## Goal
Find each line holding "United" and copy it out.

--- Begin Exercise materials ---

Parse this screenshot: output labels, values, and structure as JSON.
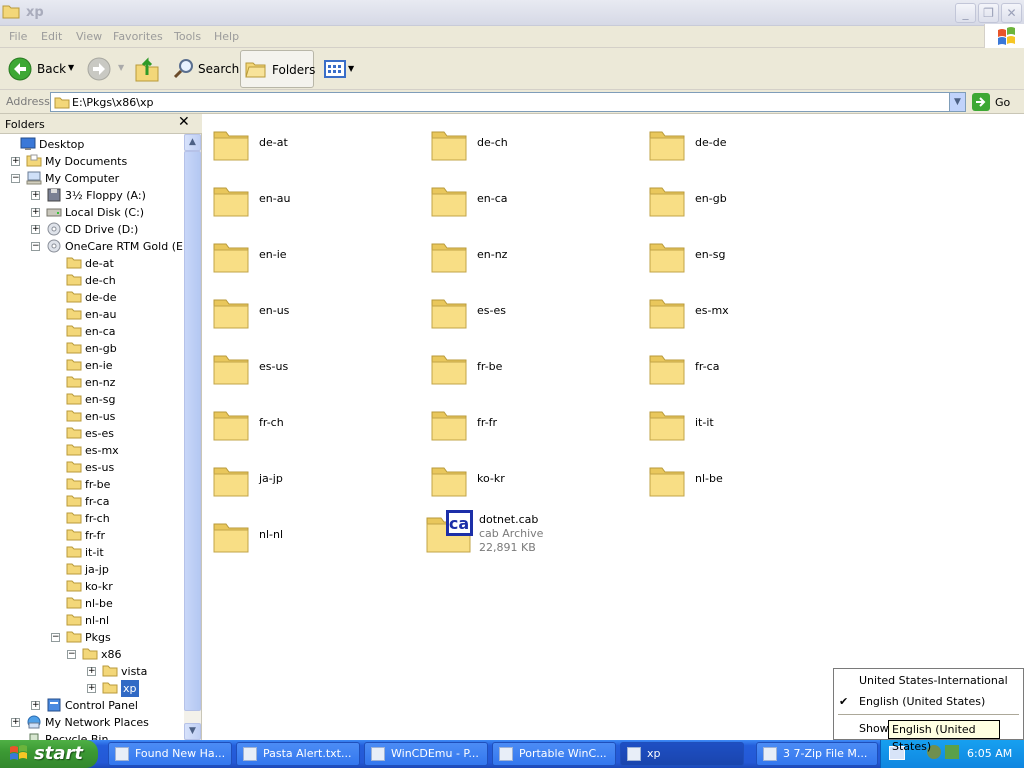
{
  "window": {
    "title": "xp"
  },
  "menu": [
    "File",
    "Edit",
    "View",
    "Favorites",
    "Tools",
    "Help"
  ],
  "toolbar": {
    "back": "Back",
    "search": "Search",
    "folders": "Folders"
  },
  "address": {
    "label": "Address",
    "path": "E:\\Pkgs\\x86\\xp",
    "go": "Go"
  },
  "folders_pane": {
    "title": "Folders",
    "tree": [
      {
        "label": "Desktop",
        "level": 0,
        "icon": "desktop-icon",
        "toggle": ""
      },
      {
        "label": "My Documents",
        "level": 1,
        "icon": "documents-icon",
        "toggle": "+"
      },
      {
        "label": "My Computer",
        "level": 1,
        "icon": "computer-icon",
        "toggle": "-"
      },
      {
        "label": "3½ Floppy (A:)",
        "level": 2,
        "icon": "floppy-icon",
        "toggle": "+"
      },
      {
        "label": "Local Disk (C:)",
        "level": 2,
        "icon": "disk-icon",
        "toggle": "+"
      },
      {
        "label": "CD Drive (D:)",
        "level": 2,
        "icon": "cd-icon",
        "toggle": "+"
      },
      {
        "label": "OneCare RTM Gold (E:)",
        "level": 2,
        "icon": "cd-icon",
        "toggle": "-"
      },
      {
        "label": "de-at",
        "level": 3,
        "icon": "folder-icon",
        "toggle": ""
      },
      {
        "label": "de-ch",
        "level": 3,
        "icon": "folder-icon",
        "toggle": ""
      },
      {
        "label": "de-de",
        "level": 3,
        "icon": "folder-icon",
        "toggle": ""
      },
      {
        "label": "en-au",
        "level": 3,
        "icon": "folder-icon",
        "toggle": ""
      },
      {
        "label": "en-ca",
        "level": 3,
        "icon": "folder-icon",
        "toggle": ""
      },
      {
        "label": "en-gb",
        "level": 3,
        "icon": "folder-icon",
        "toggle": ""
      },
      {
        "label": "en-ie",
        "level": 3,
        "icon": "folder-icon",
        "toggle": ""
      },
      {
        "label": "en-nz",
        "level": 3,
        "icon": "folder-icon",
        "toggle": ""
      },
      {
        "label": "en-sg",
        "level": 3,
        "icon": "folder-icon",
        "toggle": ""
      },
      {
        "label": "en-us",
        "level": 3,
        "icon": "folder-icon",
        "toggle": ""
      },
      {
        "label": "es-es",
        "level": 3,
        "icon": "folder-icon",
        "toggle": ""
      },
      {
        "label": "es-mx",
        "level": 3,
        "icon": "folder-icon",
        "toggle": ""
      },
      {
        "label": "es-us",
        "level": 3,
        "icon": "folder-icon",
        "toggle": ""
      },
      {
        "label": "fr-be",
        "level": 3,
        "icon": "folder-icon",
        "toggle": ""
      },
      {
        "label": "fr-ca",
        "level": 3,
        "icon": "folder-icon",
        "toggle": ""
      },
      {
        "label": "fr-ch",
        "level": 3,
        "icon": "folder-icon",
        "toggle": ""
      },
      {
        "label": "fr-fr",
        "level": 3,
        "icon": "folder-icon",
        "toggle": ""
      },
      {
        "label": "it-it",
        "level": 3,
        "icon": "folder-icon",
        "toggle": ""
      },
      {
        "label": "ja-jp",
        "level": 3,
        "icon": "folder-icon",
        "toggle": ""
      },
      {
        "label": "ko-kr",
        "level": 3,
        "icon": "folder-icon",
        "toggle": ""
      },
      {
        "label": "nl-be",
        "level": 3,
        "icon": "folder-icon",
        "toggle": ""
      },
      {
        "label": "nl-nl",
        "level": 3,
        "icon": "folder-icon",
        "toggle": ""
      },
      {
        "label": "Pkgs",
        "level": 3,
        "icon": "folder-icon",
        "toggle": "-"
      },
      {
        "label": "x86",
        "level": 4,
        "icon": "folder-icon",
        "toggle": "-"
      },
      {
        "label": "vista",
        "level": 5,
        "icon": "folder-icon",
        "toggle": "+"
      },
      {
        "label": "xp",
        "level": 5,
        "icon": "folder-icon",
        "toggle": "+",
        "selected": true
      },
      {
        "label": "Control Panel",
        "level": 2,
        "icon": "control-panel-icon",
        "toggle": "+"
      },
      {
        "label": "My Network Places",
        "level": 1,
        "icon": "network-icon",
        "toggle": "+"
      },
      {
        "label": "Recycle Bin",
        "level": 1,
        "icon": "recycle-bin-icon",
        "toggle": ""
      }
    ]
  },
  "items": [
    {
      "name": "de-at",
      "type": "folder"
    },
    {
      "name": "de-ch",
      "type": "folder"
    },
    {
      "name": "de-de",
      "type": "folder"
    },
    {
      "name": "en-au",
      "type": "folder"
    },
    {
      "name": "en-ca",
      "type": "folder"
    },
    {
      "name": "en-gb",
      "type": "folder"
    },
    {
      "name": "en-ie",
      "type": "folder"
    },
    {
      "name": "en-nz",
      "type": "folder"
    },
    {
      "name": "en-sg",
      "type": "folder"
    },
    {
      "name": "en-us",
      "type": "folder"
    },
    {
      "name": "es-es",
      "type": "folder"
    },
    {
      "name": "es-mx",
      "type": "folder"
    },
    {
      "name": "es-us",
      "type": "folder"
    },
    {
      "name": "fr-be",
      "type": "folder"
    },
    {
      "name": "fr-ca",
      "type": "folder"
    },
    {
      "name": "fr-ch",
      "type": "folder"
    },
    {
      "name": "fr-fr",
      "type": "folder"
    },
    {
      "name": "it-it",
      "type": "folder"
    },
    {
      "name": "ja-jp",
      "type": "folder"
    },
    {
      "name": "ko-kr",
      "type": "folder"
    },
    {
      "name": "nl-be",
      "type": "folder"
    },
    {
      "name": "nl-nl",
      "type": "folder"
    },
    {
      "name": "dotnet.cab",
      "type": "cab",
      "kind": "cab Archive",
      "size": "22,891 KB"
    }
  ],
  "taskbar": {
    "start": "start",
    "tasks": [
      "Found New Ha...",
      "Pasta Alert.txt...",
      "WinCDEmu - P...",
      "Portable WinC...",
      "xp",
      "3  7-Zip File M..."
    ],
    "clock": "6:05 AM"
  },
  "lang_menu": {
    "items": [
      "United States-International",
      "English (United States)",
      "Show"
    ],
    "checked_index": 1,
    "tooltip": "English (United States)"
  },
  "colors": {
    "selection": "#316ac5",
    "taskbar": "#245edb",
    "start": "#3c9a34",
    "folder": "#f6d977"
  }
}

--- End Exercise materials ---

## Answer to the exercise
      "United States-International",
      "English (United States)",
    "tooltip": "English (United States)"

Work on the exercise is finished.